### Objective
Every line below is to be copied exactly, with the pictures left out.

### Listed entries
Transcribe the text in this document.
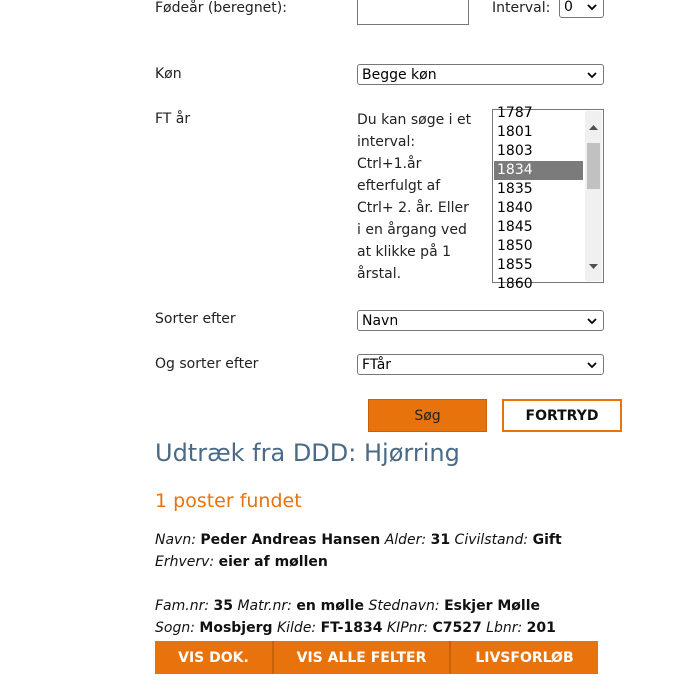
Fødeår (beregnet):	Interval: 0
Køn	Begge køn
FT år	Du kan søge i et interval: Ctrl+1.år efterfulgt af Ctrl+ 2. år. Eller i en årgang ved at klikke på 1 årstal.
1787
1801
1803
1834
1835
1840
1845
1850
1855
1860
Sorter efter	Navn
Og sorter efter	FTår
Søg	FORTRYD
Udtræk fra DDD: Hjørring
1 poster fundet
Navn: Peder Andreas Hansen Alder: 31 Civilstand: Gift
Erhverv: eier af møllen
Fam.nr: 35 Matr.nr: en mølle Stednavn: Eskjer Mølle
Sogn: Mosbjerg Kilde: FT-1834 KIPnr: C7527 Lbnr: 201
VIS DOK.	VIS ALLE FELTER	LIVSFORLØB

### Output for this exercise
Transcribe the text in this document.
Fødeår (beregnet):	Interval: 0
Køn	Begge køn
FT år	Du kan søge i et interval: Ctrl+1.år efterfulgt af Ctrl+ 2. år. Eller i en årgang ved at klikke på 1 årstal.
1787
1801
1803
1834
1835
1840
1845
1850
1855
1860
Sorter efter	Navn
Og sorter efter	FTår
Søg	FORTRYD
Udtræk fra DDD: Hjørring
1 poster fundet
Navn: Peder Andreas Hansen Alder: 31 Civilstand: Gift
Erhverv: eier af møllen
Fam.nr: 35 Matr.nr: en mølle Stednavn: Eskjer Mølle
Sogn: Mosbjerg Kilde: FT-1834 KIPnr: C7527 Lbnr: 201
VIS DOK.	VIS ALLE FELTER	LIVSFORLØB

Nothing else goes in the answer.